▶ **Stated task**:
Read the material below and count the lines holding the string "losse". Give that count with nothing added.

------ Stored rows

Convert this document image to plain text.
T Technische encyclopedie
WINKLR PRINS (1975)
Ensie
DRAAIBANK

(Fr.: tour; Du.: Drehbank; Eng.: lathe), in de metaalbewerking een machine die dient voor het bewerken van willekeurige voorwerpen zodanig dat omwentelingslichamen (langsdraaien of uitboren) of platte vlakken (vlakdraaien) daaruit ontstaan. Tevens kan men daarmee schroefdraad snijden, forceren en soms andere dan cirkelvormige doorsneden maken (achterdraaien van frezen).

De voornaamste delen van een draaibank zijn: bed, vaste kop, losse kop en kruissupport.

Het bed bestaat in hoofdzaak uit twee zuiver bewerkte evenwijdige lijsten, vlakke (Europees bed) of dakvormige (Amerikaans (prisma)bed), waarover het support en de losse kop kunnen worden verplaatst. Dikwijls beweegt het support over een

------------

▶ **Task result**:
2